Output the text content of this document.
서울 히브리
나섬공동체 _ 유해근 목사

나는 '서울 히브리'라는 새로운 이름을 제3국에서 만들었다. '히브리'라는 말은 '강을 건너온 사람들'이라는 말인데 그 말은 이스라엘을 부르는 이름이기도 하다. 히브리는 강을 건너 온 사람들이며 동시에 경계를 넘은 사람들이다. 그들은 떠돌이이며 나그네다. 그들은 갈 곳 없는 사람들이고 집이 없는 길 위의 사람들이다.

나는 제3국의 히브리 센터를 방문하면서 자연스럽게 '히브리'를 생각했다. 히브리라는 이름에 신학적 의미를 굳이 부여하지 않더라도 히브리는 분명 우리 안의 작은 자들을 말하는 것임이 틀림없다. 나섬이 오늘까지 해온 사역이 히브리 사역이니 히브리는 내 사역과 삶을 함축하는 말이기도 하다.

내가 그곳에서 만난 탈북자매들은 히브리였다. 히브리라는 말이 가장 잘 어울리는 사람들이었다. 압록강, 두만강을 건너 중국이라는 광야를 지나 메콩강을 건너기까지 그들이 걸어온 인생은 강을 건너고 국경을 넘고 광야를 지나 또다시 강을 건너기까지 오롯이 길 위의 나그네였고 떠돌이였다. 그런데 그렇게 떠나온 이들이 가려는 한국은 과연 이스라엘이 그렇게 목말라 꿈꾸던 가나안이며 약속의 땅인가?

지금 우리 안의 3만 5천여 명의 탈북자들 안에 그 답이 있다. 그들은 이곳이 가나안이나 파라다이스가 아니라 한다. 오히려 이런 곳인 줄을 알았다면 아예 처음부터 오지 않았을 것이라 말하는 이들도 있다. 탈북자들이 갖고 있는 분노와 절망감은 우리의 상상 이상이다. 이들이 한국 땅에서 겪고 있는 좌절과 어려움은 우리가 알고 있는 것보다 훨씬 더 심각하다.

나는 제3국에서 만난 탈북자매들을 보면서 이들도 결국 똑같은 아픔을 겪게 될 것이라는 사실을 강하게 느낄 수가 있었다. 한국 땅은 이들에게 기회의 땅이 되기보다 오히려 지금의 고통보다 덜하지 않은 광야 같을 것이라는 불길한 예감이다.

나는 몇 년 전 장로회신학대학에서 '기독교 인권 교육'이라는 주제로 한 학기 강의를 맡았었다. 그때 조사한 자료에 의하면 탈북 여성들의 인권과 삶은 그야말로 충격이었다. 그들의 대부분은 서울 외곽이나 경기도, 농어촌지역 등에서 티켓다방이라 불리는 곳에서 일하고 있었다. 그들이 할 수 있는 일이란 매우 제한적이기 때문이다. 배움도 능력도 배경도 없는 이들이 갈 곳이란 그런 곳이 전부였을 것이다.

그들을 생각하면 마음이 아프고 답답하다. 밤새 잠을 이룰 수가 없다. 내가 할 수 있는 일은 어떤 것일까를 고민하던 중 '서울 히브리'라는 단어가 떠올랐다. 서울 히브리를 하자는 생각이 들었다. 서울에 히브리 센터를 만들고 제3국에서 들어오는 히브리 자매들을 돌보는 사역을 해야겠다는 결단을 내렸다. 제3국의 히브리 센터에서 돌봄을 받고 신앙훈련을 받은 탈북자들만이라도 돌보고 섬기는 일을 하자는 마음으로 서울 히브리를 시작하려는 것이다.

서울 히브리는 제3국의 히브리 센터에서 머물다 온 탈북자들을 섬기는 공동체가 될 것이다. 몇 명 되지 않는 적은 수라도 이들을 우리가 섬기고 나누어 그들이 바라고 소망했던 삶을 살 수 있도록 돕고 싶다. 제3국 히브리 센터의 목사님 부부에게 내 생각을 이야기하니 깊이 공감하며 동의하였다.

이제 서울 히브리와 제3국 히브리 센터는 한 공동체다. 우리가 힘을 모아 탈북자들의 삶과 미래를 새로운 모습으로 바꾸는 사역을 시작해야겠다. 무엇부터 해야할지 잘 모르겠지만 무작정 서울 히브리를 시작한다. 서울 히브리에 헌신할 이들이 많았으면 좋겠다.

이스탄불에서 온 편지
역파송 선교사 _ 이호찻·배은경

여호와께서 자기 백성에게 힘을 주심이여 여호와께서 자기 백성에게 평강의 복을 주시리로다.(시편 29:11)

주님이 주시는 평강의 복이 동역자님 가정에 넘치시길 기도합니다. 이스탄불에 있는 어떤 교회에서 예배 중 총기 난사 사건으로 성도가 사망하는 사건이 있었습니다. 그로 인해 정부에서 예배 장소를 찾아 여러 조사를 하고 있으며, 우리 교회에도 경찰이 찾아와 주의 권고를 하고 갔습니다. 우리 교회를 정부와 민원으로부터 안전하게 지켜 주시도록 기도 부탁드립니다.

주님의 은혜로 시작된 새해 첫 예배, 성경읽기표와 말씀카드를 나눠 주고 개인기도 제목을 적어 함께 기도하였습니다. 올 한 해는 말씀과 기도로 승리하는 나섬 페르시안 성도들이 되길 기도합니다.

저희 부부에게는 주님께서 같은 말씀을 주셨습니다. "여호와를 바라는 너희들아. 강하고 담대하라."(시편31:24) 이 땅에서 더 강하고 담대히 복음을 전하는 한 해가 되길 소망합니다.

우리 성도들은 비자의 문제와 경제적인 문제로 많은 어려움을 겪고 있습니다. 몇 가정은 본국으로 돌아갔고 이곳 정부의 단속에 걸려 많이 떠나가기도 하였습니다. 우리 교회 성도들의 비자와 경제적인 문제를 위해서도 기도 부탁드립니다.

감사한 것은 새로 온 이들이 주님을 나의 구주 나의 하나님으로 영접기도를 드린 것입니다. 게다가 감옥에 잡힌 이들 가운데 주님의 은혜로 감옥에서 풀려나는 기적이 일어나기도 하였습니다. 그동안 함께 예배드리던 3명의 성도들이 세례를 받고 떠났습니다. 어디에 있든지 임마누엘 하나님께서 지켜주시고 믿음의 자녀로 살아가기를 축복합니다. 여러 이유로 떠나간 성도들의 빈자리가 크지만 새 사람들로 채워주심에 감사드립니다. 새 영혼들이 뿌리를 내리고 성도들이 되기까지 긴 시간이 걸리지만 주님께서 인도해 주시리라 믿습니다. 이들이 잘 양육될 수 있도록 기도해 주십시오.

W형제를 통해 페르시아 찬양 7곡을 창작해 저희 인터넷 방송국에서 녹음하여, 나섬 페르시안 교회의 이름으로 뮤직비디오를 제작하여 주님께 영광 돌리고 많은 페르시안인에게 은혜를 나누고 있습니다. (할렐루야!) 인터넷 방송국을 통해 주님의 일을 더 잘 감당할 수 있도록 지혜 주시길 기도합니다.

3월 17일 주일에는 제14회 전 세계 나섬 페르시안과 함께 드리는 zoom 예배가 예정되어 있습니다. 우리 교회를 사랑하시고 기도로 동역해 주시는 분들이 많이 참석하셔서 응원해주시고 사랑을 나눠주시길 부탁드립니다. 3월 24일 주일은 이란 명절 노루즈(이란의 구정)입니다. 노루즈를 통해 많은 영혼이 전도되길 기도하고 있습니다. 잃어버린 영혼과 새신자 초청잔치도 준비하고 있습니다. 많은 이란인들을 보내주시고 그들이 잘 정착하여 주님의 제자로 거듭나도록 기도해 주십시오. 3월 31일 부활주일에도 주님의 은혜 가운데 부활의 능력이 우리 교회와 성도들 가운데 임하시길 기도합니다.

## REQUIREMENTS
Gather all lines of the records that include the word "있습니다".

## WRITTEN SOLUTION
우리 성도들은 비자의 문제와 경제적인 문제로 많은 어려움을 겪고 있습니다. 몇 가정은 본국으로 돌아갔고 이곳 정부의 단속에 걸려 많이 떠나가기도 하였습니다. 우리 교회 성도들의 비자와 경제적인 문제를 위해서도 기도 부탁드립니다.
W형제를 통해 페르시아 찬양 7곡을 창작해 저희 인터넷 방송국에서 녹음하여, 나섬 페르시안 교회의 이름으로 뮤직비디오를 제작하여 주님께 영광 돌리고 많은 페르시안인에게 은혜를 나누고 있습니다. (할렐루야!) 인터넷 방송국을 통해 주님의 일을 더 잘 감당할 수 있도록 지혜 주시길 기도합니다.
3월 17일 주일에는 제14회 전 세계 나섬 페르시안과 함께 드리는 zoom 예배가 예정되어 있습니다. 우리 교회를 사랑하시고 기도로 동역해 주시는 분들이 많이 참석하셔서 응원해주시고 사랑을 나눠주시길 부탁드립니다. 3월 24일 주일은 이란 명절 노루즈(이란의 구정)입니다. 노루즈를 통해 많은 영혼이 전도되길 기도하고 있습니다. 잃어버린 영혼과 새신자 초청잔치도 준비하고 있습니다. 많은 이란인들을 보내주시고 그들이 잘 정착하여 주님의 제자로 거듭나도록 기도해 주십시오. 3월 31일 부활주일에도 주님의 은혜 가운데 부활의 능력이 우리 교회와 성도들 가운데 임하시길 기도합니다.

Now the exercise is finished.